_Objective:_ Which lines in the listing below contain the string "人声鼎沸"? Pick out each of those lines and copy it in full.

(Records from a data collection)
#####

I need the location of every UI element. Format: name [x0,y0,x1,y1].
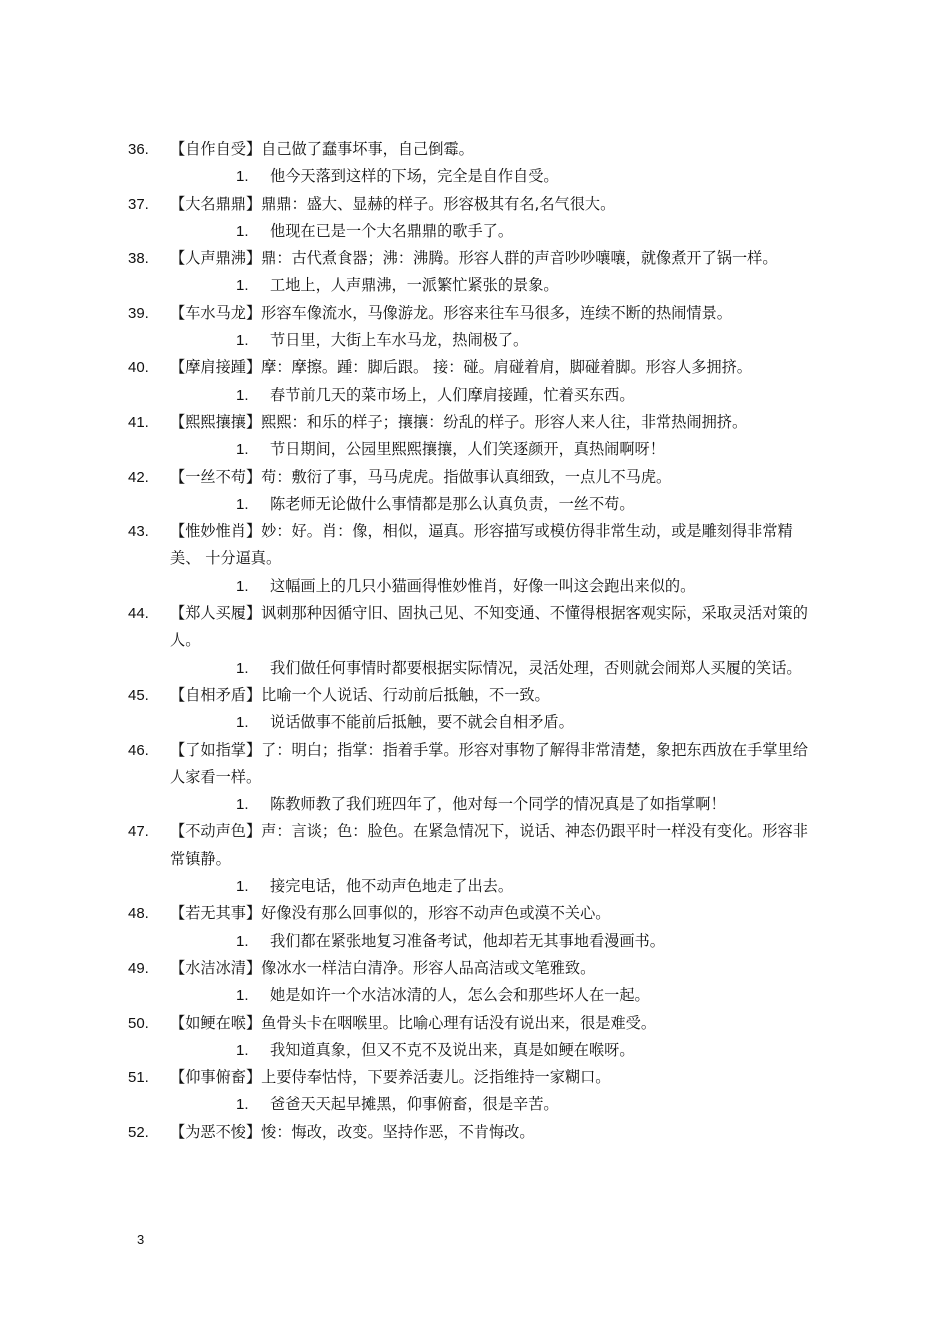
definition-text: 【人声鼎沸】鼎：古代煮食器；沸：沸腾。形容人群的声音吵吵嚷嚷，就像煮开了锅一样。 [170,249,778,268]
example-number: 1. [236,386,249,404]
entry-number: 41. [128,413,149,431]
example-sentence [0,982,816,1009]
definition-text: 【不动声色】声：言谈；色：脸色。在紧急情况下，说话、神态仍跟平时一样没有变化。形容非常镇静。 [170,822,808,868]
example-text: 我们都在紧张地复习准备考试，他却若无其事地看漫画书。 [270,931,665,950]
example-sentence [0,791,816,818]
definition-text: 【摩肩接踵】摩：摩擦。踵：脚后跟。 接：碰。肩碰着肩，脚碰着脚。形容人多拥挤。 [170,358,752,377]
example-sentence [0,873,816,900]
example-sentence [0,436,816,463]
example-sentence [0,1091,816,1118]
example-sentence [0,709,816,736]
idiom-entry [0,300,950,355]
example-text: 节日期间，公园里熙熙攘攘，人们笑逐颜开，真热闹啊呀！ [270,440,665,459]
example-text: 他现在已是一个大名鼎鼎的歌手了。 [270,221,513,240]
definition-text: 【为恶不悛】悛：悔改，改变。坚持作恶，不肯悔改。 [170,1122,535,1141]
page-number: 3 [137,1232,145,1247]
example-text: 他今天落到这样的下场，完全是自作自受。 [270,167,559,186]
definition-text: 【一丝不苟】苟：敷衍了事，马马虎虎。指做事认真细致，一点儿不马虎。 [170,467,672,486]
idiom-entry [0,1010,950,1065]
example-sentence [0,491,816,518]
entry-number: 38. [128,250,149,268]
entry-number: 40. [128,359,149,377]
example-sentence [0,163,816,190]
idiom-entry [0,818,950,900]
entry-number: 39. [128,304,149,322]
example-text: 我知道真象，但又不克不及说出来，真是如鲠在喉呀。 [270,1040,635,1059]
example-text: 工地上，人声鼎沸，一派繁忙紧张的景象。 [270,276,559,295]
definition-text: 【郑人买履】讽刺那种因循守旧、固执己见、不知变通、不懂得根据客观实际，采取灵活对策的人。 [170,604,808,650]
idiom-definition [0,818,816,873]
definition-text: 【如鲠在喉】鱼骨头卡在咽喉里。比喻心理有话没有说出来，很是难受。 [170,1013,656,1032]
entry-number: 44. [128,605,149,623]
example-number: 1. [236,168,249,186]
definition-text: 【自相矛盾】比喻一个人说话、行动前后抵触，不一致。 [170,685,550,704]
idiom-entry [0,518,950,600]
example-number: 1. [236,878,249,896]
idiom-entry [0,191,950,246]
idiom-definition [0,409,816,436]
definition-text: 【若无其事】好像没有那么回事似的，形容不动声色或漠不关心。 [170,904,611,923]
idiom-definition [0,245,816,272]
idiom-definition [0,682,816,709]
example-text: 她是如许一个水洁冰清的人，怎么会和那些坏人在一起。 [270,986,650,1005]
definition-text: 【自作自受】自己做了蠢事坏事，自己倒霉。 [170,140,474,158]
example-sentence [0,655,816,682]
idiom-definition [0,955,816,982]
entry-number: 52. [128,1123,149,1141]
definition-text: 【仰事俯畜】上要侍奉怙恃，下要养活妻儿。泛指维持一家糊口。 [170,1068,611,1087]
idiom-entry [0,354,950,409]
example-sentence [0,1037,816,1064]
idiom-definition [0,1119,816,1146]
example-number: 1. [236,277,249,295]
idiom-definition [0,900,816,927]
entry-number: 49. [128,959,149,977]
example-number: 1. [236,987,249,1005]
entry-number: 46. [128,741,149,759]
example-sentence [0,928,816,955]
entry-number: 45. [128,686,149,704]
entry-number: 43. [128,523,149,541]
definition-text: 【熙熙攘攘】熙熙：和乐的样子；攘攘：纷乱的样子。形容人来人往，非常热闹拥挤。 [170,412,748,431]
example-number: 1. [236,332,249,350]
entry-number: 42. [128,468,149,486]
idiom-entry [0,409,950,464]
idiom-entry [0,737,950,819]
example-number: 1. [236,659,249,677]
idiom-entry [0,955,950,1010]
idiom-definition [0,191,816,218]
example-number: 1. [236,1041,249,1059]
idiom-entry [0,600,950,682]
entry-number: 36. [128,141,149,158]
example-text: 说话做事不能前后抵触，要不就会自相矛盾。 [270,713,574,732]
example-text: 春节前几天的菜市场上，人们摩肩接踵，忙着买东西。 [270,385,635,404]
idiom-entry [0,245,950,300]
example-sentence [0,382,816,409]
idiom-entry [0,900,950,955]
example-sentence [0,272,816,299]
entry-number: 37. [128,195,149,213]
example-sentence [0,573,816,600]
idiom-definition [0,136,816,163]
example-text: 爸爸天天起早摊黑，仰事俯畜，很是辛苦。 [270,1095,559,1114]
example-text: 陈教师教了我们班四年了，他对每一个同学的情况真是了如指掌啊！ [270,795,726,814]
example-number: 1. [236,577,249,595]
idiom-entry [0,136,950,191]
example-number: 1. [236,441,249,459]
example-text: 接完电话，他不动声色地走了出去。 [270,877,513,896]
example-number: 1. [236,222,249,240]
definition-text: 【车水马龙】形容车像流水，马像游龙。形容来往车马很多，连续不断的热闹情景。 [170,303,732,322]
document-body [0,136,950,1146]
example-text: 节日里，大街上车水马龙，热闹极了。 [270,331,529,350]
example-number: 1. [236,714,249,732]
idiom-entry [0,682,950,737]
idiom-definition [0,464,816,491]
entry-number: 47. [128,823,149,841]
idiom-definition [0,354,816,381]
definition-text: 【大名鼎鼎】鼎鼎：盛大、显赫的样子。形容极其有名,名气很大。 [170,194,616,213]
idiom-definition [0,1010,816,1037]
example-number: 1. [236,932,249,950]
idiom-definition [0,518,816,573]
idiom-entry [0,1064,950,1119]
example-text: 我们做任何事情时都要根据实际情况，灵活处理，否则就会闹郑人买履的笑话。 [270,658,802,677]
idiom-entry [0,464,950,519]
example-sentence [0,218,816,245]
idiom-definition [0,1064,816,1091]
definition-text: 【水洁冰清】像冰水一样洁白清净。形容人品高洁或文笔雅致。 [170,958,596,977]
example-number: 1. [236,1096,249,1114]
example-number: 1. [236,796,249,814]
idiom-definition [0,600,816,655]
idiom-entry [0,1119,950,1146]
example-text: 陈老师无论做什么事情都是那么认真负责，一丝不苟。 [270,494,635,513]
idiom-definition [0,737,816,792]
definition-text: 【惟妙惟肖】妙：好。肖：像，相似，逼真。形容描写或模仿得非常生动，或是雕刻得非常精美、 十分逼真。 [170,522,793,568]
entry-number: 51. [128,1069,149,1087]
idiom-definition [0,300,816,327]
example-sentence [0,327,816,354]
entry-number: 48. [128,905,149,923]
example-text: 这幅画上的几只小猫画得惟妙惟肖，好像一叫这会跑出来似的。 [270,576,696,595]
definition-text: 【了如指掌】了：明白；指掌：指着手掌。形容对事物了解得非常清楚，象把东西放在手掌里给人家看一样。 [170,740,808,786]
example-number: 1. [236,495,249,513]
entry-number: 50. [128,1014,149,1032]
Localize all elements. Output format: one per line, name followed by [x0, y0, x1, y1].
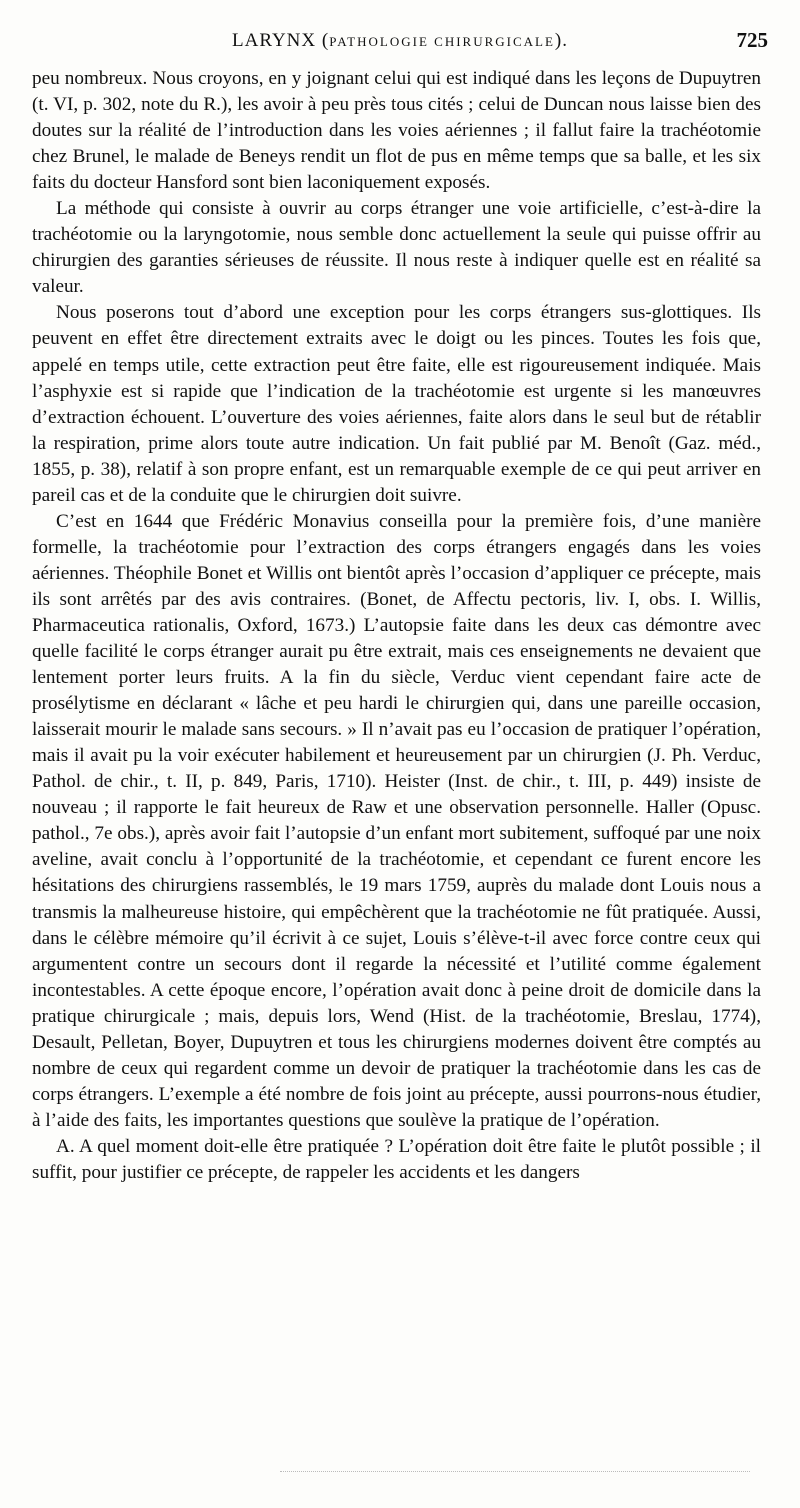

#####

_Answer below:_
definition-text: 【人声鼎沸】鼎：古代煮食器；沸：沸腾。形容人群的声音吵吵嚷嚷，就像煮开了锅一样。 [170,249,778,268]
example-text: 工地上，人声鼎沸，一派繁忙紧张的景象。 [270,276,559,295]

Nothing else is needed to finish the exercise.